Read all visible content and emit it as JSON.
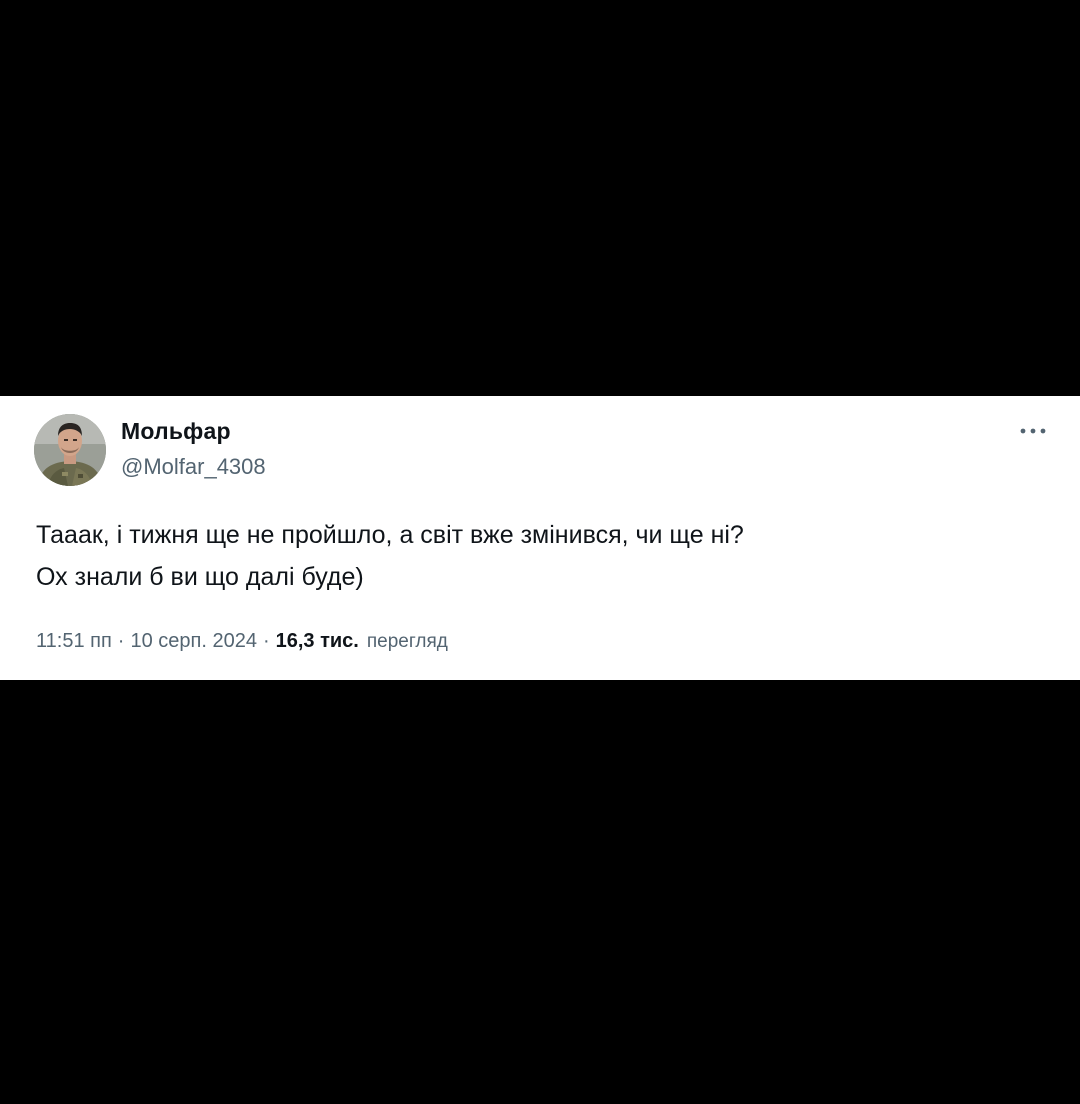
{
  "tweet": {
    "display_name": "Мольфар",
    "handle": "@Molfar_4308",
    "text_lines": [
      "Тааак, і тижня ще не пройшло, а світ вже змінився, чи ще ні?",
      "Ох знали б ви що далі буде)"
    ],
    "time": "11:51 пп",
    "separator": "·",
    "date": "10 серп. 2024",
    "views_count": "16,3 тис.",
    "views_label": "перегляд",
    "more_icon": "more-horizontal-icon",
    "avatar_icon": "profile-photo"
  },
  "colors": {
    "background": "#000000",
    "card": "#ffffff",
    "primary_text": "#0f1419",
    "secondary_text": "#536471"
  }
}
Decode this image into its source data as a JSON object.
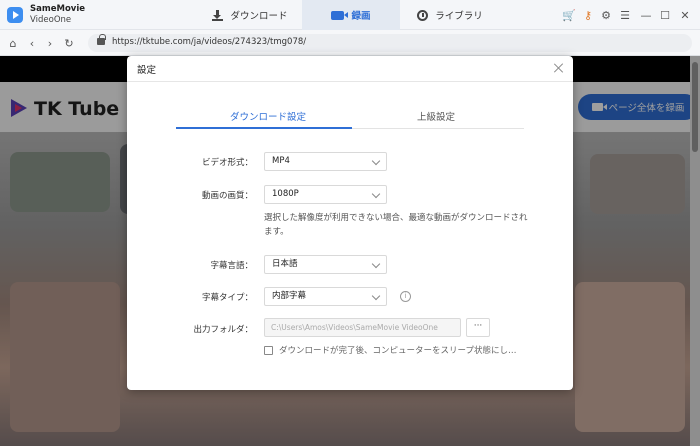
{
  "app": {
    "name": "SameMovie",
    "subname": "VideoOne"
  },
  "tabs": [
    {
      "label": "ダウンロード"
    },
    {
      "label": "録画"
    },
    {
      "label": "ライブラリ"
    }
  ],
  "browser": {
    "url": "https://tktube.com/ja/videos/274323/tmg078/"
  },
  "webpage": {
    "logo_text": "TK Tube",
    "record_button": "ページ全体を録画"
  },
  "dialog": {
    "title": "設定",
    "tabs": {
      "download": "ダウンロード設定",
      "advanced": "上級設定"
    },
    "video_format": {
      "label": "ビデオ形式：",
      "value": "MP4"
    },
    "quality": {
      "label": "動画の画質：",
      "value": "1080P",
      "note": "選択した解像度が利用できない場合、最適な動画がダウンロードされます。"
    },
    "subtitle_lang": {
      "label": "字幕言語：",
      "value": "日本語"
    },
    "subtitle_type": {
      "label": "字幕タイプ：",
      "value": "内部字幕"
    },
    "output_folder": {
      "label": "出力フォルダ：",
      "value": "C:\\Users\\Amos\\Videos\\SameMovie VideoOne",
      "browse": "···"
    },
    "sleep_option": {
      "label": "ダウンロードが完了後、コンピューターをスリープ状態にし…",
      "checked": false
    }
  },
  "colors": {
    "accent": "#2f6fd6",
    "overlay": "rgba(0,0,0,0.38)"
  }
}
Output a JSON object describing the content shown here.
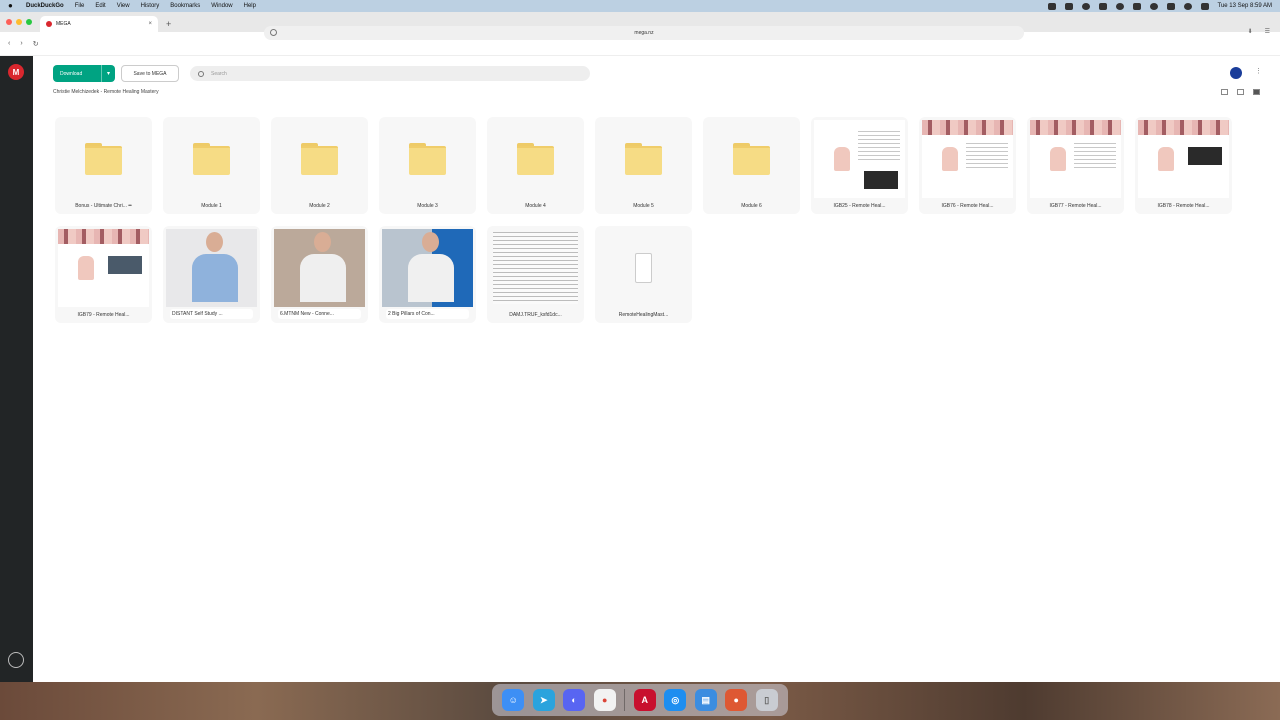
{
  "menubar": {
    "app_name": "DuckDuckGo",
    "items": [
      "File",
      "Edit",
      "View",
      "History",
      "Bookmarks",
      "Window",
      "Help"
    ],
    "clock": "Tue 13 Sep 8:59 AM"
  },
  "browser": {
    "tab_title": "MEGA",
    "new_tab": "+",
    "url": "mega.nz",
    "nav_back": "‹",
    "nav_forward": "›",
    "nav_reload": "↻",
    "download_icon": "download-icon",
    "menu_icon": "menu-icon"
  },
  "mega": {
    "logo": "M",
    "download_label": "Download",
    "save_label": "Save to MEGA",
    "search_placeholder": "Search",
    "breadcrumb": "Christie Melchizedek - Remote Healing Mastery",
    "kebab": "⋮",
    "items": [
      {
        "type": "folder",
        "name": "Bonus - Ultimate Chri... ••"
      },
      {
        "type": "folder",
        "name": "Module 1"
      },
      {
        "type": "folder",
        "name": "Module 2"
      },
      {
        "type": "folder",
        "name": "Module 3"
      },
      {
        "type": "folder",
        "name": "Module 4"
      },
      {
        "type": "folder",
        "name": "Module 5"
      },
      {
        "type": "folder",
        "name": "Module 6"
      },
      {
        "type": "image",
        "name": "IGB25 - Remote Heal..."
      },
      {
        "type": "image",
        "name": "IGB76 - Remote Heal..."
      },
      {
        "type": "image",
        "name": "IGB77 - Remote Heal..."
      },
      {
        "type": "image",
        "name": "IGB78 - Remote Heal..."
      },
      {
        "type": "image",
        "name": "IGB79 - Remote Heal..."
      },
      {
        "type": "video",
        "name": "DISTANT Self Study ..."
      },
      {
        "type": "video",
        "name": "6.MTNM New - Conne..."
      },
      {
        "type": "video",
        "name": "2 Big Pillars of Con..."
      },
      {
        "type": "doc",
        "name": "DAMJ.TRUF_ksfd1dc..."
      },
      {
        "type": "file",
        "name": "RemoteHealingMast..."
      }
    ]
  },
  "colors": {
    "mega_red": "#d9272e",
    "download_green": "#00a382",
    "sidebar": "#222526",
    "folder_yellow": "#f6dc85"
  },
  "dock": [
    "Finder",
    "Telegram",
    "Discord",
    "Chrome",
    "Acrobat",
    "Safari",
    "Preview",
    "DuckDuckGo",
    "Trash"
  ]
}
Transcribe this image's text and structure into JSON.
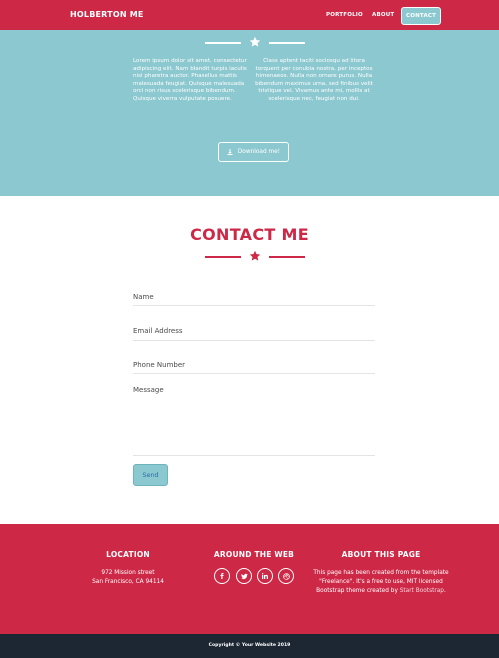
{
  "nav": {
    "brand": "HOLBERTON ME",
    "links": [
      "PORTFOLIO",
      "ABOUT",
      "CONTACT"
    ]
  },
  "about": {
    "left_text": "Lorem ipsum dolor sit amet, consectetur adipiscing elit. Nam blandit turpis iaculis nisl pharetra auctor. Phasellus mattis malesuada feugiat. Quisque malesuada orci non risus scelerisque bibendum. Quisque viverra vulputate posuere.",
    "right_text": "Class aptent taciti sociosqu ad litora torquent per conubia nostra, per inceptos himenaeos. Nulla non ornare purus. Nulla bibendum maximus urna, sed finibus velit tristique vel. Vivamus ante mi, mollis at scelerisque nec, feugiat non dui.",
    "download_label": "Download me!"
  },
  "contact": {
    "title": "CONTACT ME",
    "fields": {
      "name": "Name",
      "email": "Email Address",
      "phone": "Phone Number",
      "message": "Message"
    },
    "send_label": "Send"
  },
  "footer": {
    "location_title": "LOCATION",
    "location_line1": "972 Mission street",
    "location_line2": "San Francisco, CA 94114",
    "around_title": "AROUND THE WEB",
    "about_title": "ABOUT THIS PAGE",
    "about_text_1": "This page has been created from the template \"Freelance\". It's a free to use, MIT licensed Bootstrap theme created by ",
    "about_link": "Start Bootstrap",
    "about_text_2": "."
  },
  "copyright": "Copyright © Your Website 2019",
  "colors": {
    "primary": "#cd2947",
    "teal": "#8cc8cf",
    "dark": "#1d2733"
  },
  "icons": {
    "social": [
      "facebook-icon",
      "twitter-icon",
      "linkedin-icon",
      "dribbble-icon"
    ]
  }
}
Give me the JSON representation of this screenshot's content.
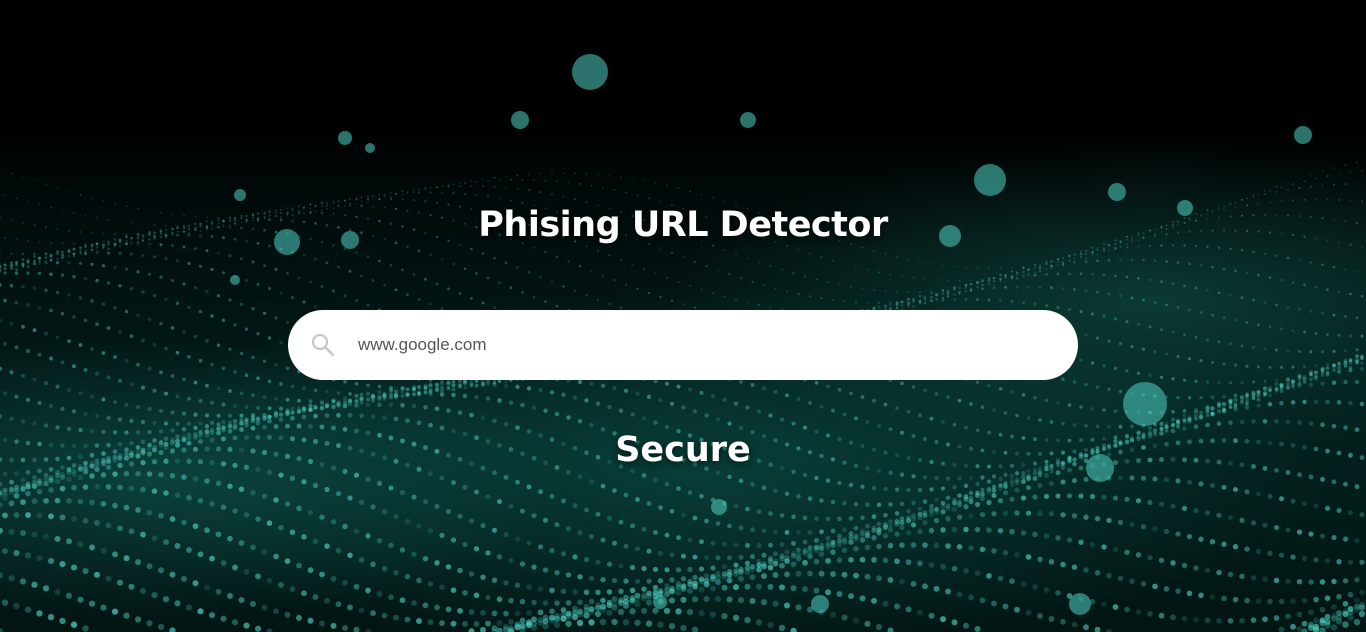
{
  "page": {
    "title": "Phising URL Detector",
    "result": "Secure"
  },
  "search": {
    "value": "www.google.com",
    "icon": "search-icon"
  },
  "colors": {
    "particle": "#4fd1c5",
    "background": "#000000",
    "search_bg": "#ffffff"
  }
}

__________________________________________________

Request
Out of the records, collect only those lines that contain the string "VideoOne".

Solved problem
    "subname": "VideoOne"
      "value": "C:\\Users\\Amos\\Videos\\SameMovie VideoOne",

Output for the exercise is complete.